| RECORDS FOR THE EXERCISE |
····················

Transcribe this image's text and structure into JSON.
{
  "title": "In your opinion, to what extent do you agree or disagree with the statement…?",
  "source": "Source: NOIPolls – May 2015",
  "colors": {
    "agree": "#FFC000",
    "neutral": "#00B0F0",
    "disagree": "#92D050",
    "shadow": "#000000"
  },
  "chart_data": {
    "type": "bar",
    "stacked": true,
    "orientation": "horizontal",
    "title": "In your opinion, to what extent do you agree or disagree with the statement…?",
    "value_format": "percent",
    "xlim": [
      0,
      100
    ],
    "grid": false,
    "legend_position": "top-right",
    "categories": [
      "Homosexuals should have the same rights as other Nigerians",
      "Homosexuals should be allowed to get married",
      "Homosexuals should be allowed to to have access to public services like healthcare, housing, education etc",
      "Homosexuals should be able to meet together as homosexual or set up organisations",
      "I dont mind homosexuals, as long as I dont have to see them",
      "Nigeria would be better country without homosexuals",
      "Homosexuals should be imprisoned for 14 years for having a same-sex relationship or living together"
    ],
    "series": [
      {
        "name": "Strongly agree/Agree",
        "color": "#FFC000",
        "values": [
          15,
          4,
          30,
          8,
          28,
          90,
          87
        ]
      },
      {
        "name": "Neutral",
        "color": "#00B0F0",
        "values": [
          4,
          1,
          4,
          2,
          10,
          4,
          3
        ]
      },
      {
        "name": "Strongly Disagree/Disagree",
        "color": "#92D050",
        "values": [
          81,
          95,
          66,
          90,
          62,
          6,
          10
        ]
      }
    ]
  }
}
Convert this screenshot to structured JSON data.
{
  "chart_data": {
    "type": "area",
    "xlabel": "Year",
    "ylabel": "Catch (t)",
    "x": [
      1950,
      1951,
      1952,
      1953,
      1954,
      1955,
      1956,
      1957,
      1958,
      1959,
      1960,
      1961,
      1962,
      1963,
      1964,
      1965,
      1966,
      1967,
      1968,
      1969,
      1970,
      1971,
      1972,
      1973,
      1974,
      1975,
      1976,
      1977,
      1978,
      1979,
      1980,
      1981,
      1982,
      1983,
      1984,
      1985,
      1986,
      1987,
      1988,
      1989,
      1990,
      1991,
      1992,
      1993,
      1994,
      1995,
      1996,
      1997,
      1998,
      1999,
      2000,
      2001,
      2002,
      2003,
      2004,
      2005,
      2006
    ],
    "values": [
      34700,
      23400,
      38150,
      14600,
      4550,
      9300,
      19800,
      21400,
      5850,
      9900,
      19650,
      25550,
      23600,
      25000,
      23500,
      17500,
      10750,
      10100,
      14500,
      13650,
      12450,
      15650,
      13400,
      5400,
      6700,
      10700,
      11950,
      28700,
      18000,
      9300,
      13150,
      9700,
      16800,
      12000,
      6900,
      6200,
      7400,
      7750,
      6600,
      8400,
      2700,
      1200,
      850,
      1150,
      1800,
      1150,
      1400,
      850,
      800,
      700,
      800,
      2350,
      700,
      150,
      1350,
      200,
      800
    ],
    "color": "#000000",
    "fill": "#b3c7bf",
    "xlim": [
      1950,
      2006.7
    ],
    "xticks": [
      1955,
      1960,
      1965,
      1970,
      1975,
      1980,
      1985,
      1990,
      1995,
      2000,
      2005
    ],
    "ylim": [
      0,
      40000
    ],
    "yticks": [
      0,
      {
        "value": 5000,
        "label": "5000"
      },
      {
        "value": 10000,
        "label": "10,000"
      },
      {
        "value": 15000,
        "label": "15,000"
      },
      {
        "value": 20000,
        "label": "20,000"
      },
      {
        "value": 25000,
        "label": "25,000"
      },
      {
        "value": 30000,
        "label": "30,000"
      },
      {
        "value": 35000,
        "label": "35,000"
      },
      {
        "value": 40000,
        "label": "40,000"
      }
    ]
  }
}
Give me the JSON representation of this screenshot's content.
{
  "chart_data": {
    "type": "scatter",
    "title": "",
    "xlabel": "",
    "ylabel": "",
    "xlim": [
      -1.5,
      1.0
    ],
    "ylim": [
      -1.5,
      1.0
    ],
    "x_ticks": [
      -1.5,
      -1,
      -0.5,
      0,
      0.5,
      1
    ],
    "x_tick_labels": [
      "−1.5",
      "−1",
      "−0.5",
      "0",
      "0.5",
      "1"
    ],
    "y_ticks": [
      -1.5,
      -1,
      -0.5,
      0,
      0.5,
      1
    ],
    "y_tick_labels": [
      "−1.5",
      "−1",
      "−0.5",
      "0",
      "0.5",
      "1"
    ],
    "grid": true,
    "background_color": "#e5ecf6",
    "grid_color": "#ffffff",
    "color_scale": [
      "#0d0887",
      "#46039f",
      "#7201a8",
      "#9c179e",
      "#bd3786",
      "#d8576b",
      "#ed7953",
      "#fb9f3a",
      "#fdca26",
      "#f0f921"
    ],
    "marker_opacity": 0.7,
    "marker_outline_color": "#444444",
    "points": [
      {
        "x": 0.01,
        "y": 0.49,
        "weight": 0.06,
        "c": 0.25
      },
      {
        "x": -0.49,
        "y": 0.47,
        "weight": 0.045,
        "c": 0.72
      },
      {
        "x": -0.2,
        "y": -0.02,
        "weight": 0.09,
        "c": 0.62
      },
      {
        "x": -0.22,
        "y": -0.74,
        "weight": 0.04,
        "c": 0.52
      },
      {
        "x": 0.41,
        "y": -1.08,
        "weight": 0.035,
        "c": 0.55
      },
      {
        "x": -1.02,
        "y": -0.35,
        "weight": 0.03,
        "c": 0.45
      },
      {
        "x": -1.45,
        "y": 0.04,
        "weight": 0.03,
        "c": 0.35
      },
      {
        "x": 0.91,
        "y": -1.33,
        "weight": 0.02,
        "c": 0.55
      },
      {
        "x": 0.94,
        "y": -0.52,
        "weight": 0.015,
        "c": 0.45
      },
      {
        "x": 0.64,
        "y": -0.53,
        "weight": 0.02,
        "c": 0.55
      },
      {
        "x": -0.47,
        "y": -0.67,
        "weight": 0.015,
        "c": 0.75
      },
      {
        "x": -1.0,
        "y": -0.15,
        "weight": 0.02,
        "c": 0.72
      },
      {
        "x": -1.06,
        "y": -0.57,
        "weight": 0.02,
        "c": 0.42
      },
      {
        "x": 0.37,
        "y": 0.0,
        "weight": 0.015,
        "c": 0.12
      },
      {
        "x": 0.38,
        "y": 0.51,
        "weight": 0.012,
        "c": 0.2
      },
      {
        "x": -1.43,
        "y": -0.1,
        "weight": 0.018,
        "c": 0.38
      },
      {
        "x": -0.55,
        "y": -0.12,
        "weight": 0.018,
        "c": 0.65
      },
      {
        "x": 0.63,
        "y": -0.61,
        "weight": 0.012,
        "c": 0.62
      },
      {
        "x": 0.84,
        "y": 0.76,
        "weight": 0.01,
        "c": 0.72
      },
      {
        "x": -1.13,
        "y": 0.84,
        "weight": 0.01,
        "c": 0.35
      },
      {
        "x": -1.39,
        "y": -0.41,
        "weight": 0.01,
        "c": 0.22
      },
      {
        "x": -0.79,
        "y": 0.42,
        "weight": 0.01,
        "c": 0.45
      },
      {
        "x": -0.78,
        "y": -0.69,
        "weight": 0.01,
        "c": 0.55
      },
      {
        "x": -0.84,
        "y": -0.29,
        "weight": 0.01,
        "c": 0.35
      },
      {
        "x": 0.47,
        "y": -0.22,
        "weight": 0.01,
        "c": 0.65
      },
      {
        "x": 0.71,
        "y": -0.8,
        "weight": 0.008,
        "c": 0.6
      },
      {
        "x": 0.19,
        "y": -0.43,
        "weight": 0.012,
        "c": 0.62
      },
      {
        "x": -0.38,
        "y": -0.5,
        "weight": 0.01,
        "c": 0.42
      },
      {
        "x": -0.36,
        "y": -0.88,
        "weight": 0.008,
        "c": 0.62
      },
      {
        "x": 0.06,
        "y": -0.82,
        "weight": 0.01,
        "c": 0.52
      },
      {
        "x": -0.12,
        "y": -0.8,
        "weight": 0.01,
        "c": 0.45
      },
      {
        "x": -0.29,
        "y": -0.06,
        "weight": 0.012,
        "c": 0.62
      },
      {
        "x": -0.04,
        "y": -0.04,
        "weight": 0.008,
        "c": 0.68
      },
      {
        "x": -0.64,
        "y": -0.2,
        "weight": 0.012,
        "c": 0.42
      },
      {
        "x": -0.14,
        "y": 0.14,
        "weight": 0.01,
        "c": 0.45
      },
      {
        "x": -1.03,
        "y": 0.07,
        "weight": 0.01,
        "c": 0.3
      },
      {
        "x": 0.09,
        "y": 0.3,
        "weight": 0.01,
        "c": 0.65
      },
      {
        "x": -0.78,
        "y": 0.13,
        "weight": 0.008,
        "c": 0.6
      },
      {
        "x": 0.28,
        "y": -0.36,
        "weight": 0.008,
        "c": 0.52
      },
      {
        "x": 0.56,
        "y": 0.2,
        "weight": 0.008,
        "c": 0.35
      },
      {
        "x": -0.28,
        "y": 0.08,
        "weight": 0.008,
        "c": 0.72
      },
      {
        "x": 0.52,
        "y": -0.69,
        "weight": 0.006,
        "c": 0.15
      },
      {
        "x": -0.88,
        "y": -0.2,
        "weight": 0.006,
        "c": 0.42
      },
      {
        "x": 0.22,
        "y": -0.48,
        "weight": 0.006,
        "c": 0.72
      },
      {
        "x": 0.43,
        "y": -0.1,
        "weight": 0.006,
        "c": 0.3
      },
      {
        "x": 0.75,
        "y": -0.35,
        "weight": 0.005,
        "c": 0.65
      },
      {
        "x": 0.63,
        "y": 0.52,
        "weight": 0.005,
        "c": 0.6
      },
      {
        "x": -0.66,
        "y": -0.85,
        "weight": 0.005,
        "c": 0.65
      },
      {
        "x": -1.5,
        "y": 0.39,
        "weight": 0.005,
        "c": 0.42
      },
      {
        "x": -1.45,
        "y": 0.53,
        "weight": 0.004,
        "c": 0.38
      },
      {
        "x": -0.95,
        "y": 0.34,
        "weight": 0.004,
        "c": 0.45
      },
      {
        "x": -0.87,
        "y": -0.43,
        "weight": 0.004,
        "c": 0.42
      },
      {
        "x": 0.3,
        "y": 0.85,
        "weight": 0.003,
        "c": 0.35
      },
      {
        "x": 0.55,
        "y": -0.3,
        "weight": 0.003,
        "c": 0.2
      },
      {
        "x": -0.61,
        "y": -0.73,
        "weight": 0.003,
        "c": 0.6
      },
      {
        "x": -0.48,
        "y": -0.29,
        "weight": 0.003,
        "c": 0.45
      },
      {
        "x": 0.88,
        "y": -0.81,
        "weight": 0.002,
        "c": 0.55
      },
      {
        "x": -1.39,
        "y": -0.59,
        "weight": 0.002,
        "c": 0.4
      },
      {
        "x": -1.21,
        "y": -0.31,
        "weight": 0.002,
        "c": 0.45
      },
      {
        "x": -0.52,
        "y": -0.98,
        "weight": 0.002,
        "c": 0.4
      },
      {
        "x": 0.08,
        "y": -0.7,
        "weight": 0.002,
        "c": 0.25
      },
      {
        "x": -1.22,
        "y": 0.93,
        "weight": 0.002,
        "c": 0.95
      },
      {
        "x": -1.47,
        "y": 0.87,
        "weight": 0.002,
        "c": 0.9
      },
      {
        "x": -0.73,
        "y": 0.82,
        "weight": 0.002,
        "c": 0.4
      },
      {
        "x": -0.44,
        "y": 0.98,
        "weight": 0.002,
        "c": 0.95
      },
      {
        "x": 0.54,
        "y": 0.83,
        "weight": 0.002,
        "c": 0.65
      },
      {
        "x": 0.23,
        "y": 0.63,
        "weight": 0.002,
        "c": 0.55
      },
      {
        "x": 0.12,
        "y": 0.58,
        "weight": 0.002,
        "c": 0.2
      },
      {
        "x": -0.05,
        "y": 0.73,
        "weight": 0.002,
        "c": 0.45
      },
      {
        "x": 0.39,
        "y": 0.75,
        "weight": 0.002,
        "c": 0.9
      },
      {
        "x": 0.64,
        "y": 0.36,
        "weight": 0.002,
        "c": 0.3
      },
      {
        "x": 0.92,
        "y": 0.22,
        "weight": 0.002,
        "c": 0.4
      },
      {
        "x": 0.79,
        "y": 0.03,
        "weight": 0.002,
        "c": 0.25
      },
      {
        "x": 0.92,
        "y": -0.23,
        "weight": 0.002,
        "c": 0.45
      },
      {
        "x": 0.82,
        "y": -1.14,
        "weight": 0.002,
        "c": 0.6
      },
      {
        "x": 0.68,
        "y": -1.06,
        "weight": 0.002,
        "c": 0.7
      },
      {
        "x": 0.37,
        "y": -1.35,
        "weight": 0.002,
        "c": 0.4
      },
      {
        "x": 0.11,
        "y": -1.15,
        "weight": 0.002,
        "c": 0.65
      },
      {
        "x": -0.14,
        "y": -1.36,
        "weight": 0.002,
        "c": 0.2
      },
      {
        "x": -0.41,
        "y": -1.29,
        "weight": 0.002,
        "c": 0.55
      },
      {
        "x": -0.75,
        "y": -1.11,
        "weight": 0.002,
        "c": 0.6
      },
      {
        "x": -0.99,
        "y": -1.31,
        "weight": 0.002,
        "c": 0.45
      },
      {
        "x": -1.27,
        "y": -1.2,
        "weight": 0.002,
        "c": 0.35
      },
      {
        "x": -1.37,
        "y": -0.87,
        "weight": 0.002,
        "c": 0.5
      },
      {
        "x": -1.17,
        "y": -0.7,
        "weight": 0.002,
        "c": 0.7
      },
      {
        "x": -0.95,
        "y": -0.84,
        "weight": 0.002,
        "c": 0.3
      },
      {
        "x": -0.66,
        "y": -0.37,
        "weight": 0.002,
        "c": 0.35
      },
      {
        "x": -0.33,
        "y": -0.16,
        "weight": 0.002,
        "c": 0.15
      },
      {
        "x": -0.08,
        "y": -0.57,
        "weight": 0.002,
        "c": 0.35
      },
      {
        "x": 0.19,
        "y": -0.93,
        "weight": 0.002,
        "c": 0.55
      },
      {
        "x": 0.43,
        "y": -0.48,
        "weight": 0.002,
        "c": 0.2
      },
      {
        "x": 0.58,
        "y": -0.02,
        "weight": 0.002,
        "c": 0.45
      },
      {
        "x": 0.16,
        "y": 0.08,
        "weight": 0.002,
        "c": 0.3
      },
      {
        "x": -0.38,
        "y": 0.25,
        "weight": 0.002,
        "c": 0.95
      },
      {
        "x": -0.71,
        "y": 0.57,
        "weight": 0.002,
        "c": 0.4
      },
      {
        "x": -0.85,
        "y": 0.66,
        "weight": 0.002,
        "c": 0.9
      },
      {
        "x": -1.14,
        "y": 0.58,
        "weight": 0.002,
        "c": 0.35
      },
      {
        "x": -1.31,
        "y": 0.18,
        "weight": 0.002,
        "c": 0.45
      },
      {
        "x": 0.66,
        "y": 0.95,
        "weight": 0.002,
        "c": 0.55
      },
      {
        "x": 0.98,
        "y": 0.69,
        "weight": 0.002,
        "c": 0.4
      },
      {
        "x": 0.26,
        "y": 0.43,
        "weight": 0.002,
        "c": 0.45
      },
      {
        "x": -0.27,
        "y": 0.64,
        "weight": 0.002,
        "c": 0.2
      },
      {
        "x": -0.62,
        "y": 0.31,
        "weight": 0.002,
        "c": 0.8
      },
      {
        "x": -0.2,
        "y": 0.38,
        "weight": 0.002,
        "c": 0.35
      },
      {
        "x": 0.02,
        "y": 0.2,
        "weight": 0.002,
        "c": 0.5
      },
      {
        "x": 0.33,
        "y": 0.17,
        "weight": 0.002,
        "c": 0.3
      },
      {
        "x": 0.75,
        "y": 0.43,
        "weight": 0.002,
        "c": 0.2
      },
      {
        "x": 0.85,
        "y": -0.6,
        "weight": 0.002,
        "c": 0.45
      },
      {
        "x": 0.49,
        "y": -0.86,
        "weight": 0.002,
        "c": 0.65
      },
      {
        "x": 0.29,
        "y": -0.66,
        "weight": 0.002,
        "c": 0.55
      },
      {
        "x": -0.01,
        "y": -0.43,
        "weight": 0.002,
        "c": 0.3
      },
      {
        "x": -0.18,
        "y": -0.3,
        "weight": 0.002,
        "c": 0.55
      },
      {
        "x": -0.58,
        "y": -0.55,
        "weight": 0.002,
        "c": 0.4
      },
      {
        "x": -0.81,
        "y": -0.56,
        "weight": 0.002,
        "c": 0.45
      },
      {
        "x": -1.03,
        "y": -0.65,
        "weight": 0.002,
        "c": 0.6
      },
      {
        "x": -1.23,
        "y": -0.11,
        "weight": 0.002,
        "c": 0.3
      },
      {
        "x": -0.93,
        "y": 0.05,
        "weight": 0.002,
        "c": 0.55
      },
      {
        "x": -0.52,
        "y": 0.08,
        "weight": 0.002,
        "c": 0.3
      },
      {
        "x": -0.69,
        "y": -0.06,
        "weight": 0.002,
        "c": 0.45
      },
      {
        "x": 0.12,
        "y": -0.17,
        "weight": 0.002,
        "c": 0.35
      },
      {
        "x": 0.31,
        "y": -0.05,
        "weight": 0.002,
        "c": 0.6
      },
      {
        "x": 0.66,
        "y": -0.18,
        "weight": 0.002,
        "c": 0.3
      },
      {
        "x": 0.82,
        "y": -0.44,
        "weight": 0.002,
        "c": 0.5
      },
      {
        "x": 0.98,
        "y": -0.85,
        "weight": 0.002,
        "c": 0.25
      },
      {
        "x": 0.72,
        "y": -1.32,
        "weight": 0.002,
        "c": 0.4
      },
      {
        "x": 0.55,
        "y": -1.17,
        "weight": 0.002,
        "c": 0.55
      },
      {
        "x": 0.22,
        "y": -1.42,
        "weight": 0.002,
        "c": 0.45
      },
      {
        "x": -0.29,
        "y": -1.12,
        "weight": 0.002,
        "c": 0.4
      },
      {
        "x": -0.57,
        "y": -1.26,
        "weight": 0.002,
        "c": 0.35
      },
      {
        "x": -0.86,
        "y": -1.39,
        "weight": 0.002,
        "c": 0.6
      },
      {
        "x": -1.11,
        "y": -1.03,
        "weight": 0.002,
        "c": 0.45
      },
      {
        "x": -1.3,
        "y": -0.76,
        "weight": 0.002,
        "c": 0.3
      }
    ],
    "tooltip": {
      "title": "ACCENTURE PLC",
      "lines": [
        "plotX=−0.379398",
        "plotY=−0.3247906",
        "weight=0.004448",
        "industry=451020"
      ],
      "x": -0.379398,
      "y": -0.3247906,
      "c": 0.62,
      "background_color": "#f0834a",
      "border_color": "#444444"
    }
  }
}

····················

| INSTRUCTION |
Count the lines of the data that include the string "name", and give only that number.

| FINAL RESULT |
3